======== DATA SUPPLIED ========

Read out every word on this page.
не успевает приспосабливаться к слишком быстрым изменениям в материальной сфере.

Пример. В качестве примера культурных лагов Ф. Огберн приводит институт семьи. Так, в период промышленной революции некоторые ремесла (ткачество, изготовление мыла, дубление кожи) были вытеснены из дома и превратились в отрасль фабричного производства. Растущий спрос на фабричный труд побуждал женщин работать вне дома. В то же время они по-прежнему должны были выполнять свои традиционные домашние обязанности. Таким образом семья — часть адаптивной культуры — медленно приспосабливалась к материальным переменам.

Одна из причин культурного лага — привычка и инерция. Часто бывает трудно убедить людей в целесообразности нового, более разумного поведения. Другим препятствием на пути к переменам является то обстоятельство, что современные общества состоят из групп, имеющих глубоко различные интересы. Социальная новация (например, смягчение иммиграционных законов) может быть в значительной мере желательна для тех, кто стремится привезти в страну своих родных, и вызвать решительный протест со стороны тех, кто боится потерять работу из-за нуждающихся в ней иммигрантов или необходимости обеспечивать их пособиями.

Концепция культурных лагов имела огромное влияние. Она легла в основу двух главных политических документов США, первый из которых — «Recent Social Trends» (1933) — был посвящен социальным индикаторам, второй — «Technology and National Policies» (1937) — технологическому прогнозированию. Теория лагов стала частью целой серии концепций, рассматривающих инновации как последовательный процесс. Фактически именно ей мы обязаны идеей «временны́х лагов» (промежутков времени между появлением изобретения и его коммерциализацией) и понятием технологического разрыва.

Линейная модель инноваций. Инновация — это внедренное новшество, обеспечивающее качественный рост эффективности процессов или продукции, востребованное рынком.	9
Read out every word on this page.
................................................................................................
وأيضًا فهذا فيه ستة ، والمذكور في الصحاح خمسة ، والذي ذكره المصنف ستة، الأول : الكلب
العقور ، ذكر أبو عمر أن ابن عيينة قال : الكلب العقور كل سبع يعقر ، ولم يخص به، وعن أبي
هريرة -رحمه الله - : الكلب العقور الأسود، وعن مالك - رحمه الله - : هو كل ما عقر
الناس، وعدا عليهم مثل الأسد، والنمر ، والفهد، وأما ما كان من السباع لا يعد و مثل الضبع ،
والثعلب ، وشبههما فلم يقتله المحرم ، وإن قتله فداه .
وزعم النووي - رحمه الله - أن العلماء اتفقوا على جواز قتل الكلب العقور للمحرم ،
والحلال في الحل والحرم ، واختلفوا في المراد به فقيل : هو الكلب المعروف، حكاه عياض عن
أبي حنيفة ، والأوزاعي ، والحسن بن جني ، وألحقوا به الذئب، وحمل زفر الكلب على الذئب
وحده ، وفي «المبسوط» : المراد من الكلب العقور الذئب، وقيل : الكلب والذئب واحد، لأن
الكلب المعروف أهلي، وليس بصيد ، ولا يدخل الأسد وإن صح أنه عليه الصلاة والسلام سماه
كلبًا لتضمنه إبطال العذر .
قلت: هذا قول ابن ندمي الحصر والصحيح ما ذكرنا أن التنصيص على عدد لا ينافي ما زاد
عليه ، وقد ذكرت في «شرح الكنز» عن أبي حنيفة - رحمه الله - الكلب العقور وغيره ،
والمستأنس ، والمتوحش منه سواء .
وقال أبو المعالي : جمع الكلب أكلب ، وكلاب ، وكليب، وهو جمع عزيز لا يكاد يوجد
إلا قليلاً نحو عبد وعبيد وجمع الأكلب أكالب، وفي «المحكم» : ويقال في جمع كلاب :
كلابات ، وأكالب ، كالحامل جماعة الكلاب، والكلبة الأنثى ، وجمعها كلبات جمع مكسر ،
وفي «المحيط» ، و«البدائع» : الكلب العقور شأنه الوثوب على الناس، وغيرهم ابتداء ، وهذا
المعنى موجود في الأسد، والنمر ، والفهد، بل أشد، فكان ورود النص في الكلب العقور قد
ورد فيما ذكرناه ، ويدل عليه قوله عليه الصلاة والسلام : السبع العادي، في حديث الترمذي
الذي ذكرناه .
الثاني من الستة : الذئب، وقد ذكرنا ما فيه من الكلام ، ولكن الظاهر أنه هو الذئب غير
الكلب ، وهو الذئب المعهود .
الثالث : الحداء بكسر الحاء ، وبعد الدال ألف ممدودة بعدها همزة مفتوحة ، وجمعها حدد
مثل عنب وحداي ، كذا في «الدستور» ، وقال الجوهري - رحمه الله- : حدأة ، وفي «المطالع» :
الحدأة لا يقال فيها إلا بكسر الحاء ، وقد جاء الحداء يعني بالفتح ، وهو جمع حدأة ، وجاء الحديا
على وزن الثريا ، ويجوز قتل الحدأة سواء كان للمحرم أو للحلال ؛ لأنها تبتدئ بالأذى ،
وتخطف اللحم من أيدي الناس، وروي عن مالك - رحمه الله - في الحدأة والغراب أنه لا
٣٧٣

========

**YOUR GOAL:** Your task is to extract all of the records exactly.

**EXERCISE SOLUTION:**
Read out every word on this page.
не успевает приспосабливаться к слишком быстрым изменениям в материальной сфере.

Пример. В качестве примера культурных лагов Ф. Огберн приводит институт семьи. Так, в период промышленной революции некоторые ремесла (ткачество, изготовление мыла, дубление кожи) были вытеснены из дома и превратились в отрасль фабричного производства. Растущий спрос на фабричный труд побуждал женщин работать вне дома. В то же время они по-прежнему должны были выполнять свои традиционные домашние обязанности. Таким образом семья — часть адаптивной культуры — медленно приспосабливалась к материальным переменам.

Одна из причин культурного лага — привычка и инерция. Часто бывает трудно убедить людей в целесообразности нового, более разумного поведения. Другим препятствием на пути к переменам является то обстоятельство, что современные общества состоят из групп, имеющих глубоко различные интересы. Социальная новация (например, смягчение иммиграционных законов) может быть в значительной мере желательна для тех, кто стремится привезти в страну своих родных, и вызвать решительный протест со стороны тех, кто боится потерять работу из-за нуждающихся в ней иммигрантов или необходимости обеспечивать их пособиями.

Концепция культурных лагов имела огромное влияние. Она легла в основу двух главных политических документов США, первый из которых — «Recent Social Trends» (1933) — был посвящен социальным индикаторам, второй — «Technology and National Policies» (1937) — технологическому прогнозированию. Теория лагов стала частью целой серии концепций, рассматривающих инновации как последовательный процесс. Фактически именно ей мы обязаны идеей «временны́х лагов» (промежутков времени между появлением изобретения и его коммерциализацией) и понятием технологического разрыва.

Линейная модель инноваций. Инновация — это внедренное новшество, обеспечивающее качественный рост эффективности процессов или продукции, востребованное рынком.	9
Read out every word on this page.
................................................................................................
وأيضًا فهذا فيه ستة ، والمذكور في الصحاح خمسة ، والذي ذكره المصنف ستة، الأول : الكلب
العقور ، ذكر أبو عمر أن ابن عيينة قال : الكلب العقور كل سبع يعقر ، ولم يخص به، وعن أبي
هريرة -رحمه الله - : الكلب العقور الأسود، وعن مالك - رحمه الله - : هو كل ما عقر
الناس، وعدا عليهم مثل الأسد، والنمر ، والفهد، وأما ما كان من السباع لا يعد و مثل الضبع ،
والثعلب ، وشبههما فلم يقتله المحرم ، وإن قتله فداه .
وزعم النووي - رحمه الله - أن العلماء اتفقوا على جواز قتل الكلب العقور للمحرم ،
والحلال في الحل والحرم ، واختلفوا في المراد به فقيل : هو الكلب المعروف، حكاه عياض عن
أبي حنيفة ، والأوزاعي ، والحسن بن جني ، وألحقوا به الذئب، وحمل زفر الكلب على الذئب
وحده ، وفي «المبسوط» : المراد من الكلب العقور الذئب، وقيل : الكلب والذئب واحد، لأن
الكلب المعروف أهلي، وليس بصيد ، ولا يدخل الأسد وإن صح أنه عليه الصلاة والسلام سماه
كلبًا لتضمنه إبطال العذر .
قلت: هذا قول ابن ندمي الحصر والصحيح ما ذكرنا أن التنصيص على عدد لا ينافي ما زاد
عليه ، وقد ذكرت في «شرح الكنز» عن أبي حنيفة - رحمه الله - الكلب العقور وغيره ،
والمستأنس ، والمتوحش منه سواء .
وقال أبو المعالي : جمع الكلب أكلب ، وكلاب ، وكليب، وهو جمع عزيز لا يكاد يوجد
إلا قليلاً نحو عبد وعبيد وجمع الأكلب أكالب، وفي «المحكم» : ويقال في جمع كلاب :
كلابات ، وأكالب ، كالحامل جماعة الكلاب، والكلبة الأنثى ، وجمعها كلبات جمع مكسر ،
وفي «المحيط» ، و«البدائع» : الكلب العقور شأنه الوثوب على الناس، وغيرهم ابتداء ، وهذا
المعنى موجود في الأسد، والنمر ، والفهد، بل أشد، فكان ورود النص في الكلب العقور قد
ورد فيما ذكرناه ، ويدل عليه قوله عليه الصلاة والسلام : السبع العادي، في حديث الترمذي
الذي ذكرناه .
الثاني من الستة : الذئب، وقد ذكرنا ما فيه من الكلام ، ولكن الظاهر أنه هو الذئب غير
الكلب ، وهو الذئب المعهود .
الثالث : الحداء بكسر الحاء ، وبعد الدال ألف ممدودة بعدها همزة مفتوحة ، وجمعها حدد
مثل عنب وحداي ، كذا في «الدستور» ، وقال الجوهري - رحمه الله- : حدأة ، وفي «المطالع» :
الحدأة لا يقال فيها إلا بكسر الحاء ، وقد جاء الحداء يعني بالفتح ، وهو جمع حدأة ، وجاء الحديا
على وزن الثريا ، ويجوز قتل الحدأة سواء كان للمحرم أو للحلال ؛ لأنها تبتدئ بالأذى ،
وتخطف اللحم من أيدي الناس، وروي عن مالك - رحمه الله - في الحدأة والغراب أنه لا
٣٧٣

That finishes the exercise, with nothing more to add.